** START OF ROWS **

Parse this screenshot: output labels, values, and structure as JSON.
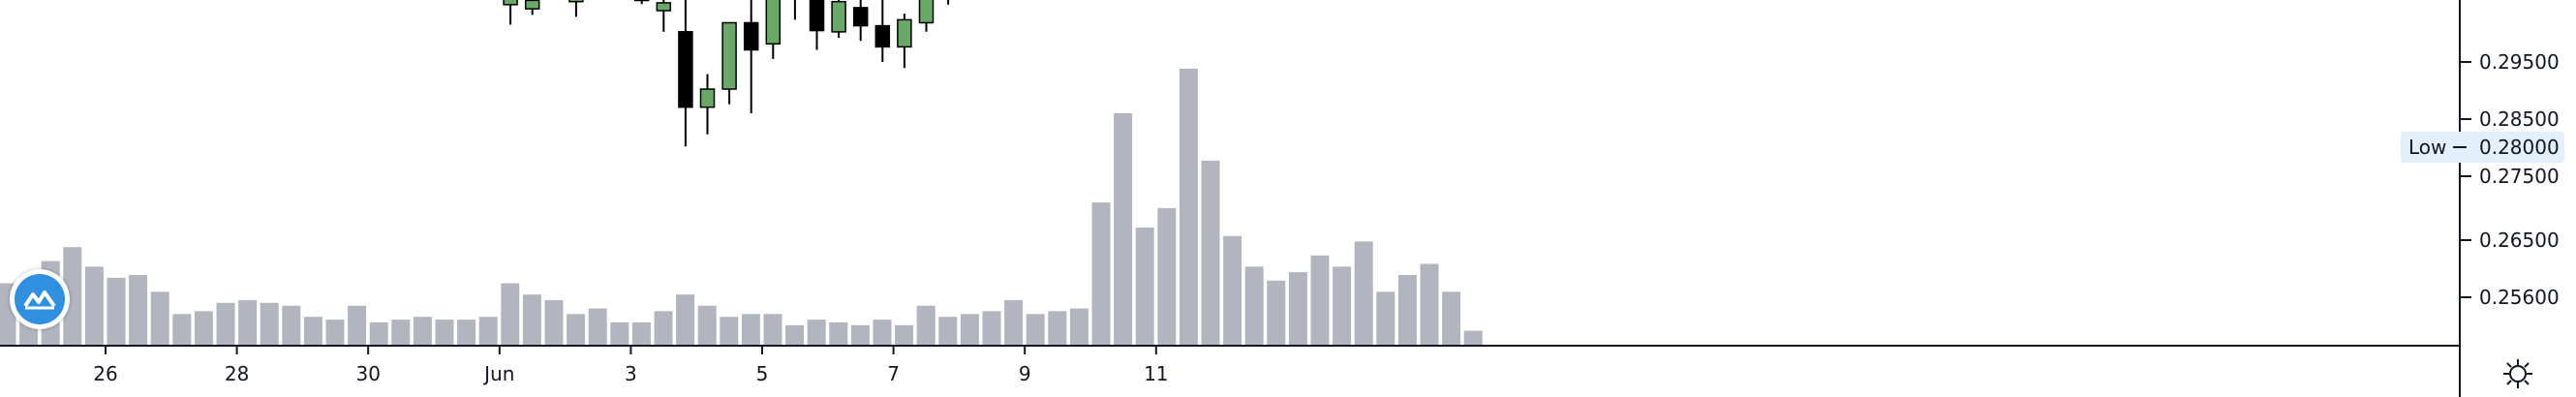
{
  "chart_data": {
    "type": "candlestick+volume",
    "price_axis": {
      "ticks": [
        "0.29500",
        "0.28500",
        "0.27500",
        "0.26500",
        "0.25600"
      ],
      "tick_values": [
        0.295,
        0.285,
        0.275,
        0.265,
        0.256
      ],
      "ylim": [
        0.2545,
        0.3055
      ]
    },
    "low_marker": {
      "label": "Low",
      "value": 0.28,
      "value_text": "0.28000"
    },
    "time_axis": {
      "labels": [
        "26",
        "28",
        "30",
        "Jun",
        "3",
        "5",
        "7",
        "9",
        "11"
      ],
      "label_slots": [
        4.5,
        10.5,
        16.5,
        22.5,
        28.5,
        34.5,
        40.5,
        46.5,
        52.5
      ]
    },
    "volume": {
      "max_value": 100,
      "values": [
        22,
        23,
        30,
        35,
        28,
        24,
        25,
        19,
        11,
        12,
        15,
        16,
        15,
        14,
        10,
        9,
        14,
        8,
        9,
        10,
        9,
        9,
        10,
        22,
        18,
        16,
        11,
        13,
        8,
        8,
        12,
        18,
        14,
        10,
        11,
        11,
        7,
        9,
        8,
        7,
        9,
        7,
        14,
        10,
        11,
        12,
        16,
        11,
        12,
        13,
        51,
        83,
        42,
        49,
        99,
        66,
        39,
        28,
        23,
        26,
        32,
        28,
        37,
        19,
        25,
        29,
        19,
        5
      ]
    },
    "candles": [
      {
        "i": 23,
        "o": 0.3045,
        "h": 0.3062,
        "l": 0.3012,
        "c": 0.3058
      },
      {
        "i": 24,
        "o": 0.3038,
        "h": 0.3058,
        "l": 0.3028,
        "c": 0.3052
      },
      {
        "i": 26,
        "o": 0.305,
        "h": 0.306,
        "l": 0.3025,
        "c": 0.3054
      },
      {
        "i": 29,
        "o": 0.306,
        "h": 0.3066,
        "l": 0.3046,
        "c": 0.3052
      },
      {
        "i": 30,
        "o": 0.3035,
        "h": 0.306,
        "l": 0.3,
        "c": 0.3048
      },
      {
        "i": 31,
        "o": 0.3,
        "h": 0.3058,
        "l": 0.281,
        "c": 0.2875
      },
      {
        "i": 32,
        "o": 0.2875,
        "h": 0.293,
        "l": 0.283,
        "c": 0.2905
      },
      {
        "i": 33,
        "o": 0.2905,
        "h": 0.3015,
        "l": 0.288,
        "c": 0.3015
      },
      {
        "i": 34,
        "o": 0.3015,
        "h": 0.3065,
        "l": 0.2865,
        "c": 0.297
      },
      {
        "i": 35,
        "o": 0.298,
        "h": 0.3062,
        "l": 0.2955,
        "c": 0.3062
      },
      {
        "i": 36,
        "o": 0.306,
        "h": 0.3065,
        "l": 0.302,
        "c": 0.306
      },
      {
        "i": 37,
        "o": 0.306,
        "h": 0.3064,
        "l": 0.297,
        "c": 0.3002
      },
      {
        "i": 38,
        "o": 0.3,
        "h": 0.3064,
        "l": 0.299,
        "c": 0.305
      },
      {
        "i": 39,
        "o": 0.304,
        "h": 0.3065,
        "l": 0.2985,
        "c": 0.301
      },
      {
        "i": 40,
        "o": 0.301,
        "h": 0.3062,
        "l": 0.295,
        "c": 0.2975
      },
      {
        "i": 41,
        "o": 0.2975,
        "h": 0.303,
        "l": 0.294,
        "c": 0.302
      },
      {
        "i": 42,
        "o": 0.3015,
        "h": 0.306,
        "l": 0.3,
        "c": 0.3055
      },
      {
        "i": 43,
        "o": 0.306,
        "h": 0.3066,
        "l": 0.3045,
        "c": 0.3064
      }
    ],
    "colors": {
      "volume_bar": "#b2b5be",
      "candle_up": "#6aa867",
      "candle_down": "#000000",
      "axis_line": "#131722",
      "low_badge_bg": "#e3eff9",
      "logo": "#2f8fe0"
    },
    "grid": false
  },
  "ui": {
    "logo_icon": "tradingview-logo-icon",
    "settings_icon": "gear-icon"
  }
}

** END OF ROWS **
** START OF ROWS **

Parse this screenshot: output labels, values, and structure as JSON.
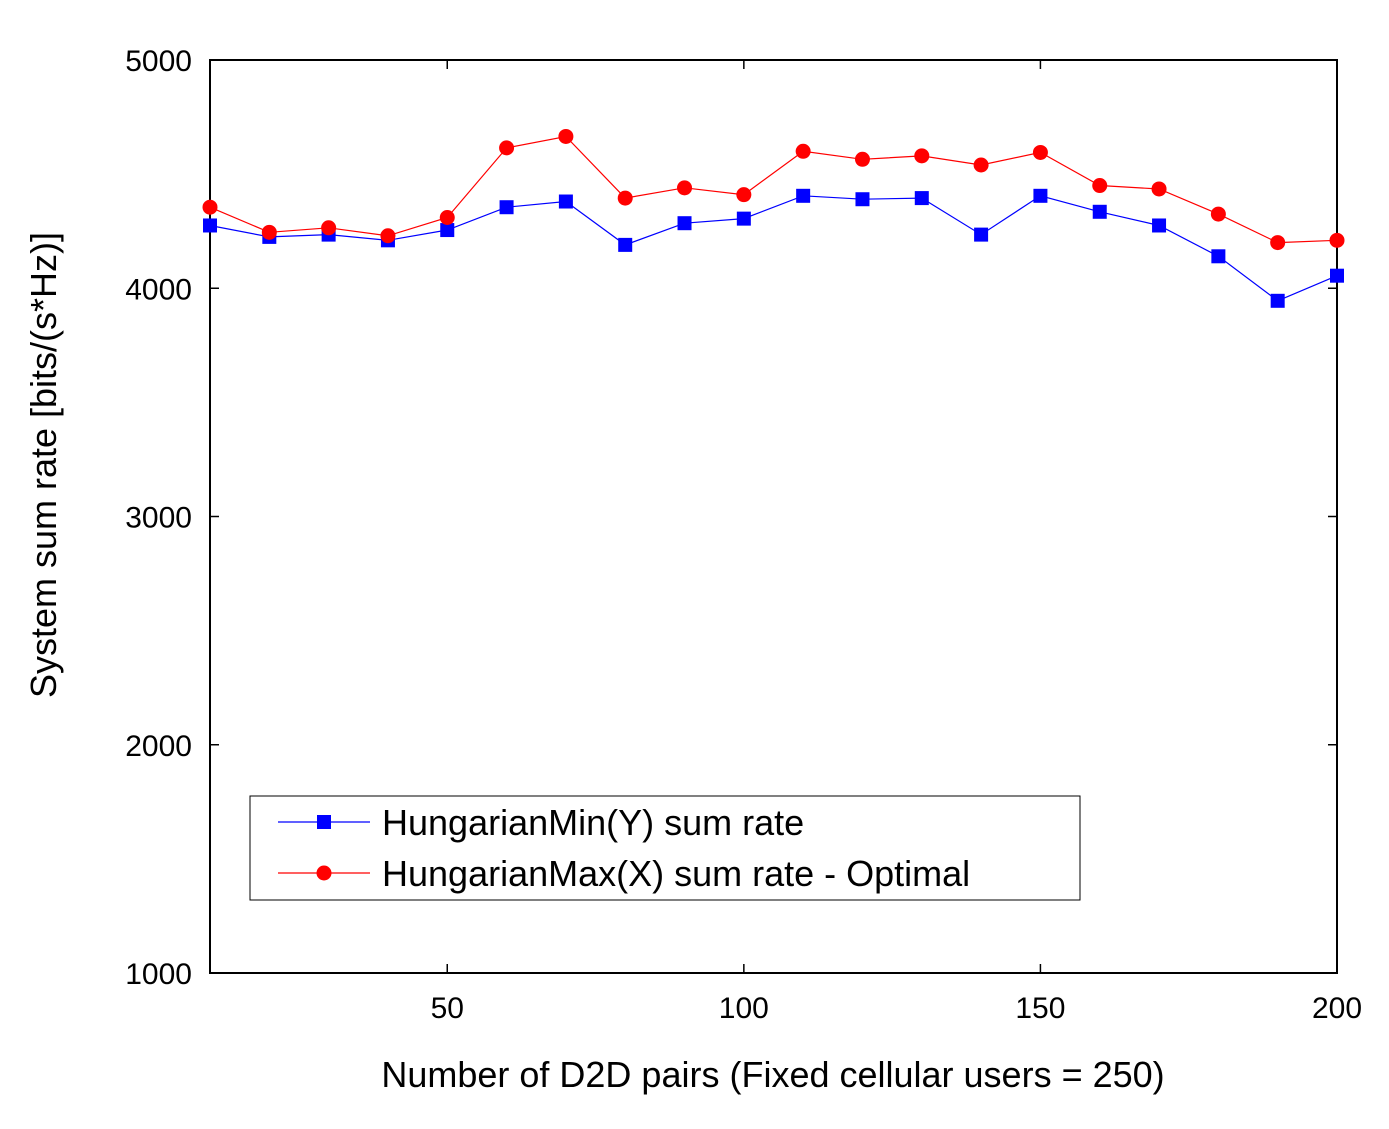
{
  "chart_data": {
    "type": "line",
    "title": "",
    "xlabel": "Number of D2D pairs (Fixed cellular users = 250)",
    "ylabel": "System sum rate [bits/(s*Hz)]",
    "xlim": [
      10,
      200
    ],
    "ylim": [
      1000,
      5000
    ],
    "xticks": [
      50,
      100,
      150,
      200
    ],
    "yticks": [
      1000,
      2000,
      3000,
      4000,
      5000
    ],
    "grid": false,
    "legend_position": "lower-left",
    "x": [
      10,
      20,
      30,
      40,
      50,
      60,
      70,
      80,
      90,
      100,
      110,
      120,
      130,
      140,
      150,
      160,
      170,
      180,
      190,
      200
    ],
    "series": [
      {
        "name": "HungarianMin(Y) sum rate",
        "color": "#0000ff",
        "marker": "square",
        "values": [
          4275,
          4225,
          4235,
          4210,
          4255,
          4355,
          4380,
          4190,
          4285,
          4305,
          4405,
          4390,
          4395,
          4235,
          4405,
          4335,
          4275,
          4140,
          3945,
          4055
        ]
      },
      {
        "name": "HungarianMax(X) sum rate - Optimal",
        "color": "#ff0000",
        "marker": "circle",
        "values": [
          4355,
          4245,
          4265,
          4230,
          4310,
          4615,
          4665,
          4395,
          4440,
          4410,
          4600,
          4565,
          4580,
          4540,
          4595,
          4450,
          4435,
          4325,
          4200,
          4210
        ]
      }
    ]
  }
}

** END OF ROWS **

# WHAT YOU HAVE TO DO
Collect each line above holding the string "name".

# REPLY TO THE TASK
        "name": "HungarianMin(Y) sum rate",
        "name": "HungarianMax(X) sum rate - Optimal",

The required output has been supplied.